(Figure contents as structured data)
----
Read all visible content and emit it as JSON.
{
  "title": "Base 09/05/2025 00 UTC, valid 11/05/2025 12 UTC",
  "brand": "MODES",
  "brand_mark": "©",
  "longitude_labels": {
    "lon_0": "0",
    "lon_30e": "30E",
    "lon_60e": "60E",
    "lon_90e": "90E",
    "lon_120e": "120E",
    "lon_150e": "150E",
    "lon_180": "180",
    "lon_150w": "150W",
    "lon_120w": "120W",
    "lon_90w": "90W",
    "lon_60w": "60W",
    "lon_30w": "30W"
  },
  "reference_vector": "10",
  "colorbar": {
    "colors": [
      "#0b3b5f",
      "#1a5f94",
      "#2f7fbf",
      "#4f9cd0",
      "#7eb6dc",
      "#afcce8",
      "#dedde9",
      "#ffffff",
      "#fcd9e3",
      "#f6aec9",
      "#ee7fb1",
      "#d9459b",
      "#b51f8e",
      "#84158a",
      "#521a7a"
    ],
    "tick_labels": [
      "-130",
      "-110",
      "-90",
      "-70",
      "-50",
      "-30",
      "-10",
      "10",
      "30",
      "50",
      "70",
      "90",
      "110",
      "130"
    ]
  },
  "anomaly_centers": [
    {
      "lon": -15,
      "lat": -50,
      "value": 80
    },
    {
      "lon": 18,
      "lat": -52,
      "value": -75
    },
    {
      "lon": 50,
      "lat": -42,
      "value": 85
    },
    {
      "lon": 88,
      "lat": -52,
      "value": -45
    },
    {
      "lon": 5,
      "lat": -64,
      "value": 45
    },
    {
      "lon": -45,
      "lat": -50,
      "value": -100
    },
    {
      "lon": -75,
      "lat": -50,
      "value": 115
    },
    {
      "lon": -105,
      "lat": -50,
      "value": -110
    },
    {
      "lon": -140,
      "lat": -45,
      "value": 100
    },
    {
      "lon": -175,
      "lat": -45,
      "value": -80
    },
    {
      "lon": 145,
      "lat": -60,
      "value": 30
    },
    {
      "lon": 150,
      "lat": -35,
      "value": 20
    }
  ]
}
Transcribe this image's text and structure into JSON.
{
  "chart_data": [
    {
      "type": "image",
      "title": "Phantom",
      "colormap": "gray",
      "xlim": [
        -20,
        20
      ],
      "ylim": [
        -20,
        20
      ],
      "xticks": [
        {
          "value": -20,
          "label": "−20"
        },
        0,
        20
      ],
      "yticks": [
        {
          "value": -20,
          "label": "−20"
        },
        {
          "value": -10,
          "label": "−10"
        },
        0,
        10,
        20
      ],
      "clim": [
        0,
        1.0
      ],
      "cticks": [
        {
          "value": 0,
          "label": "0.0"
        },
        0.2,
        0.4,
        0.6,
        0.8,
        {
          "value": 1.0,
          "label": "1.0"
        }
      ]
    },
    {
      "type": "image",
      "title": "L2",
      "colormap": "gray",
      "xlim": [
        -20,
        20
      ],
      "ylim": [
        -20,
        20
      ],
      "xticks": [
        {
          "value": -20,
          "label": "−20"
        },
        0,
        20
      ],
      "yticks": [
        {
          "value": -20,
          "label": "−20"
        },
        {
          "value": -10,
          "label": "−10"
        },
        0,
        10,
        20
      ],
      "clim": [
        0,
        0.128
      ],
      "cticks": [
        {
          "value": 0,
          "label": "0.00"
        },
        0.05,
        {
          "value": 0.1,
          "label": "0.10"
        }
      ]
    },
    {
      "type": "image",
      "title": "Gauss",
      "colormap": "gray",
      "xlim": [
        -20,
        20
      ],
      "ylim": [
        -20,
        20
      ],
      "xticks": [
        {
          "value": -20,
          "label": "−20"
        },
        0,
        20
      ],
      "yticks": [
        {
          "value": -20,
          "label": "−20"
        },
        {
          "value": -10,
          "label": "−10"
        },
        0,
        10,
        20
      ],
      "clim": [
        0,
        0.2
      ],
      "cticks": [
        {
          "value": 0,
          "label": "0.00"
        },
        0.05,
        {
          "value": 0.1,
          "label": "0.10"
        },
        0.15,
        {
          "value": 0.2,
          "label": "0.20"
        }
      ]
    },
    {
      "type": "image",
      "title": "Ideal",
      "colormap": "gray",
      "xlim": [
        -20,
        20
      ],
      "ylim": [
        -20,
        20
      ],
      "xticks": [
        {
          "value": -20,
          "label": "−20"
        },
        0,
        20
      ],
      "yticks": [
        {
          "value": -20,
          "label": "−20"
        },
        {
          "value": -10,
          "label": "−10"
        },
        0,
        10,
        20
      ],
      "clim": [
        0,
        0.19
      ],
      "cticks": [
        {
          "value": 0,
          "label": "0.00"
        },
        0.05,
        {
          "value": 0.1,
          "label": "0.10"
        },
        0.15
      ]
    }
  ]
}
----
#### EXERCISE
Set down all of the data above, word for word.

#### CORRECT RESULT
Read all visible content and emit it as JSON.
{
  "title": "Base 09/05/2025 00 UTC, valid 11/05/2025 12 UTC",
  "brand": "MODES",
  "brand_mark": "©",
  "longitude_labels": {
    "lon_0": "0",
    "lon_30e": "30E",
    "lon_60e": "60E",
    "lon_90e": "90E",
    "lon_120e": "120E",
    "lon_150e": "150E",
    "lon_180": "180",
    "lon_150w": "150W",
    "lon_120w": "120W",
    "lon_90w": "90W",
    "lon_60w": "60W",
    "lon_30w": "30W"
  },
  "reference_vector": "10",
  "colorbar": {
    "colors": [
      "#0b3b5f",
      "#1a5f94",
      "#2f7fbf",
      "#4f9cd0",
      "#7eb6dc",
      "#afcce8",
      "#dedde9",
      "#ffffff",
      "#fcd9e3",
      "#f6aec9",
      "#ee7fb1",
      "#d9459b",
      "#b51f8e",
      "#84158a",
      "#521a7a"
    ],
    "tick_labels": [
      "-130",
      "-110",
      "-90",
      "-70",
      "-50",
      "-30",
      "-10",
      "10",
      "30",
      "50",
      "70",
      "90",
      "110",
      "130"
    ]
  },
  "anomaly_centers": [
    {
      "lon": -15,
      "lat": -50,
      "value": 80
    },
    {
      "lon": 18,
      "lat": -52,
      "value": -75
    },
    {
      "lon": 50,
      "lat": -42,
      "value": 85
    },
    {
      "lon": 88,
      "lat": -52,
      "value": -45
    },
    {
      "lon": 5,
      "lat": -64,
      "value": 45
    },
    {
      "lon": -45,
      "lat": -50,
      "value": -100
    },
    {
      "lon": -75,
      "lat": -50,
      "value": 115
    },
    {
      "lon": -105,
      "lat": -50,
      "value": -110
    },
    {
      "lon": -140,
      "lat": -45,
      "value": 100
    },
    {
      "lon": -175,
      "lat": -45,
      "value": -80
    },
    {
      "lon": 145,
      "lat": -60,
      "value": 30
    },
    {
      "lon": 150,
      "lat": -35,
      "value": 20
    }
  ]
}
Transcribe this image's text and structure into JSON.
{
  "chart_data": [
    {
      "type": "image",
      "title": "Phantom",
      "colormap": "gray",
      "xlim": [
        -20,
        20
      ],
      "ylim": [
        -20,
        20
      ],
      "xticks": [
        {
          "value": -20,
          "label": "−20"
        },
        0,
        20
      ],
      "yticks": [
        {
          "value": -20,
          "label": "−20"
        },
        {
          "value": -10,
          "label": "−10"
        },
        0,
        10,
        20
      ],
      "clim": [
        0,
        1.0
      ],
      "cticks": [
        {
          "value": 0,
          "label": "0.0"
        },
        0.2,
        0.4,
        0.6,
        0.8,
        {
          "value": 1.0,
          "label": "1.0"
        }
      ]
    },
    {
      "type": "image",
      "title": "L2",
      "colormap": "gray",
      "xlim": [
        -20,
        20
      ],
      "ylim": [
        -20,
        20
      ],
      "xticks": [
        {
          "value": -20,
          "label": "−20"
        },
        0,
        20
      ],
      "yticks": [
        {
          "value": -20,
          "label": "−20"
        },
        {
          "value": -10,
          "label": "−10"
        },
        0,
        10,
        20
      ],
      "clim": [
        0,
        0.128
      ],
      "cticks": [
        {
          "value": 0,
          "label": "0.00"
        },
        0.05,
        {
          "value": 0.1,
          "label": "0.10"
        }
      ]
    },
    {
      "type": "image",
      "title": "Gauss",
      "colormap": "gray",
      "xlim": [
        -20,
        20
      ],
      "ylim": [
        -20,
        20
      ],
      "xticks": [
        {
          "value": -20,
          "label": "−20"
        },
        0,
        20
      ],
      "yticks": [
        {
          "value": -20,
          "label": "−20"
        },
        {
          "value": -10,
          "label": "−10"
        },
        0,
        10,
        20
      ],
      "clim": [
        0,
        0.2
      ],
      "cticks": [
        {
          "value": 0,
          "label": "0.00"
        },
        0.05,
        {
          "value": 0.1,
          "label": "0.10"
        },
        0.15,
        {
          "value": 0.2,
          "label": "0.20"
        }
      ]
    },
    {
      "type": "image",
      "title": "Ideal",
      "colormap": "gray",
      "xlim": [
        -20,
        20
      ],
      "ylim": [
        -20,
        20
      ],
      "xticks": [
        {
          "value": -20,
          "label": "−20"
        },
        0,
        20
      ],
      "yticks": [
        {
          "value": -20,
          "label": "−20"
        },
        {
          "value": -10,
          "label": "−10"
        },
        0,
        10,
        20
      ],
      "clim": [
        0,
        0.19
      ],
      "cticks": [
        {
          "value": 0,
          "label": "0.00"
        },
        0.05,
        {
          "value": 0.1,
          "label": "0.10"
        },
        0.15
      ]
    }
  ]
}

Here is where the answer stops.